== EXERCISE TASK ==
Review the listing and copy each line that holds the word "Voltage".

== RECORDS SUPPLIED ==
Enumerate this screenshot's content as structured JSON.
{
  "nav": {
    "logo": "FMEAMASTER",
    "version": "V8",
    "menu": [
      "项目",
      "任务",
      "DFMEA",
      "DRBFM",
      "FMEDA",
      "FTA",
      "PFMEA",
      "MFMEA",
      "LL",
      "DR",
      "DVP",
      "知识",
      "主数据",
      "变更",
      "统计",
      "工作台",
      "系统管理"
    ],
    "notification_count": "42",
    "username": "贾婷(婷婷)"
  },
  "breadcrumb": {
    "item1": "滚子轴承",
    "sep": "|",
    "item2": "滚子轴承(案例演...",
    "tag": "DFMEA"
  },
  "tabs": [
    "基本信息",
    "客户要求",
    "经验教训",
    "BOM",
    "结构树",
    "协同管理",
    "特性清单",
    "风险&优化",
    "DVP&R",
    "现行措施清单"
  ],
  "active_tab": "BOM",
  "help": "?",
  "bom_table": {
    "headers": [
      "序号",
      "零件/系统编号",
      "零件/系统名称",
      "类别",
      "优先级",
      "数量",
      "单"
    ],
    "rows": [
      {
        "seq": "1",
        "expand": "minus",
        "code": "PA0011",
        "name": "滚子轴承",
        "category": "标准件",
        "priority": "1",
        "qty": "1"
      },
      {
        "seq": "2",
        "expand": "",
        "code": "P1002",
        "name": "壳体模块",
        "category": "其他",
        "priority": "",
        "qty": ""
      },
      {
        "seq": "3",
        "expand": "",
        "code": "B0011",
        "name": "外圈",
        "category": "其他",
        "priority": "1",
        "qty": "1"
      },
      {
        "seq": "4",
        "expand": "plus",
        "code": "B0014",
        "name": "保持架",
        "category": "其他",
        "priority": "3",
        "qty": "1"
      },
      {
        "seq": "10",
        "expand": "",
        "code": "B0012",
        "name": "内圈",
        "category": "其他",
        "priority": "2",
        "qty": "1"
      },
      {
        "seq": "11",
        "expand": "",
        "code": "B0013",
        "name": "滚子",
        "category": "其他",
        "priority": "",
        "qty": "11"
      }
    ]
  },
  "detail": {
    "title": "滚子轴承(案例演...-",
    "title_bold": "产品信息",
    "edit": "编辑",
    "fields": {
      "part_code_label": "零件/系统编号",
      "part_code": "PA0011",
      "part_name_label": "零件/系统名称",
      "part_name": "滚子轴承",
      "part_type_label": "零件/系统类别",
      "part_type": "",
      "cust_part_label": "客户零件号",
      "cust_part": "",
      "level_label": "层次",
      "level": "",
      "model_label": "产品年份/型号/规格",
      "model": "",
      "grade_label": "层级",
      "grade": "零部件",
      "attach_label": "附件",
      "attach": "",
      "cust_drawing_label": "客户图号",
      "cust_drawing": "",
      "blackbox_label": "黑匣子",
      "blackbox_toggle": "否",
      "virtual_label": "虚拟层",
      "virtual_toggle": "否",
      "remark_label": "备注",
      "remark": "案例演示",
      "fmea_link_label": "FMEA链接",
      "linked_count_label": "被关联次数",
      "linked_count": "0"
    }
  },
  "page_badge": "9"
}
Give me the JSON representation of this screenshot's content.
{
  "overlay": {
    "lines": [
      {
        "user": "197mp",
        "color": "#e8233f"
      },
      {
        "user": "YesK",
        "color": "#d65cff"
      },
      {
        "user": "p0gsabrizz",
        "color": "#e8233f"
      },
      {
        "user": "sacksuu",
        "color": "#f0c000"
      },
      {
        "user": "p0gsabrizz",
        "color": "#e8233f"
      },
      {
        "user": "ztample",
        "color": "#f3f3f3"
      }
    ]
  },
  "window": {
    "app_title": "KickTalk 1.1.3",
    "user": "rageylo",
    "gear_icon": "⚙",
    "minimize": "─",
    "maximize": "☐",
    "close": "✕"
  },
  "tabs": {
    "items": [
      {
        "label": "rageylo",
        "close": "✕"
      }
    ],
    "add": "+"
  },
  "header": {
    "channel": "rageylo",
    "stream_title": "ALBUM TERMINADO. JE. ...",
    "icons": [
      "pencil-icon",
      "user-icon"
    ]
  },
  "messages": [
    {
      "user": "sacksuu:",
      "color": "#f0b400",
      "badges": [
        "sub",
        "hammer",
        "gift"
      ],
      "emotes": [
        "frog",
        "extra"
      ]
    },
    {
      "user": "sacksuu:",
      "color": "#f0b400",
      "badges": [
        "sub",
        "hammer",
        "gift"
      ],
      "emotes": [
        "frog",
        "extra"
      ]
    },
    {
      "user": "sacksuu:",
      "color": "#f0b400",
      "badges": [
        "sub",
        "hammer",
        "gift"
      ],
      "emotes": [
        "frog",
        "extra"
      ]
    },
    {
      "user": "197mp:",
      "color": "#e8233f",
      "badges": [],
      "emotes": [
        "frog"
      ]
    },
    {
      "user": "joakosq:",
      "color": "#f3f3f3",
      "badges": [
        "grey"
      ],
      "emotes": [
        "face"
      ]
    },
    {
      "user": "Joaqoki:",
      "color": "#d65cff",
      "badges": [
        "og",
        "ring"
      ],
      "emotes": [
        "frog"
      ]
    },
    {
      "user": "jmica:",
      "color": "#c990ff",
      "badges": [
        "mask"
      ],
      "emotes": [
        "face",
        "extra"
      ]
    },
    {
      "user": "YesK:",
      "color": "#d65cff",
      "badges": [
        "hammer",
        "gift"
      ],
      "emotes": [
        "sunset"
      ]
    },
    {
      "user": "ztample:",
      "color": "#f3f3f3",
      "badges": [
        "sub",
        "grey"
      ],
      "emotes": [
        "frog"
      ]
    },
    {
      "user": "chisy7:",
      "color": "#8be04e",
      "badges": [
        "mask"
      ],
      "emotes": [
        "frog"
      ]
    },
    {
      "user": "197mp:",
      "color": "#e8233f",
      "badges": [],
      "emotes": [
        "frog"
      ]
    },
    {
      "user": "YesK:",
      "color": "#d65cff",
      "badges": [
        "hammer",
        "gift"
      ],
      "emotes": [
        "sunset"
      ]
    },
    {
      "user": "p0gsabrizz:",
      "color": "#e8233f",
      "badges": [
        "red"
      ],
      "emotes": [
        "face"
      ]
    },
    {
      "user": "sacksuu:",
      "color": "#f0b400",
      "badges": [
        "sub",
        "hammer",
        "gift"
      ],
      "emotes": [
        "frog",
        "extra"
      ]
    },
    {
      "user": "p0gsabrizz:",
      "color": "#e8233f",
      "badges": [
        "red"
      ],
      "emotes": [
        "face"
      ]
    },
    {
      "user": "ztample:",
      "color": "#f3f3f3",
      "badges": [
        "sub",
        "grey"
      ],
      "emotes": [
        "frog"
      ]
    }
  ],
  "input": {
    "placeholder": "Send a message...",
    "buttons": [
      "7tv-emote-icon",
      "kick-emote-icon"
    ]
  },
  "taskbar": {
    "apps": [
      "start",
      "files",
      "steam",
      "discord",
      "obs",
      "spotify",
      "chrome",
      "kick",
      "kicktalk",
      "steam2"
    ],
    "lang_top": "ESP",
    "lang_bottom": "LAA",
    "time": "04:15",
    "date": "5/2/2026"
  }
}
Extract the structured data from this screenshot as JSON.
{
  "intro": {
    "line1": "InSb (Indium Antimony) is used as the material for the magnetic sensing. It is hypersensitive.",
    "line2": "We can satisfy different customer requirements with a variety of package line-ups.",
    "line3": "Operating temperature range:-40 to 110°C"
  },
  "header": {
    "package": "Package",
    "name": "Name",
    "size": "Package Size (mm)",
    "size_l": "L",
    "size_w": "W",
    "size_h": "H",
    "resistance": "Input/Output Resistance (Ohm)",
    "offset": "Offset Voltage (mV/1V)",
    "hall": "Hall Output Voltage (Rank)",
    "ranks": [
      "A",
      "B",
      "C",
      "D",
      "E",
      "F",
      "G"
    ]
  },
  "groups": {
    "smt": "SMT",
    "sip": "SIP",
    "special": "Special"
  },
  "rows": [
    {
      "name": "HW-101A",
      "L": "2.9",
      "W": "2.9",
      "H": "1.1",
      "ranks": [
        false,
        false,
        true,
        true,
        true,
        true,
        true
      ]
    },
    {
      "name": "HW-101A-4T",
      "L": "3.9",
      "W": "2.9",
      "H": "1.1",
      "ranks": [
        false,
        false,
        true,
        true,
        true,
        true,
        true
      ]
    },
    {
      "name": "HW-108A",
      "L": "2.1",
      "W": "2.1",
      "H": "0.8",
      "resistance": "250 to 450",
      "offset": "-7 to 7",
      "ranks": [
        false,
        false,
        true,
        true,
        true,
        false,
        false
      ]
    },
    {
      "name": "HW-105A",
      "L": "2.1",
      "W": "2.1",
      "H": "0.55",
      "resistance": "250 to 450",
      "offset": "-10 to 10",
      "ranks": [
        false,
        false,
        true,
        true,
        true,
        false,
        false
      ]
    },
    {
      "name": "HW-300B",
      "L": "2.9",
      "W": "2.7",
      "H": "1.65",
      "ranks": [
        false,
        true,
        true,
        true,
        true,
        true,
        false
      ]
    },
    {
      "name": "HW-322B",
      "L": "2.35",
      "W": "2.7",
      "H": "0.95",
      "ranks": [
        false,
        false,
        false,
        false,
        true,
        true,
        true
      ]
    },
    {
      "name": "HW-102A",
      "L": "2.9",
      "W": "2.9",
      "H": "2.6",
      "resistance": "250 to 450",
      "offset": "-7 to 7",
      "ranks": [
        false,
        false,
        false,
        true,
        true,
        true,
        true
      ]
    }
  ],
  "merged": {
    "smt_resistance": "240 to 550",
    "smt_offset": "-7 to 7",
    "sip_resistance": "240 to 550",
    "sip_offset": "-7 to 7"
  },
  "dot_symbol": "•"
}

== WRITTEN ANSWER ==
    "offset": "Offset Voltage (mV/1V)",
    "hall": "Hall Output Voltage (Rank)",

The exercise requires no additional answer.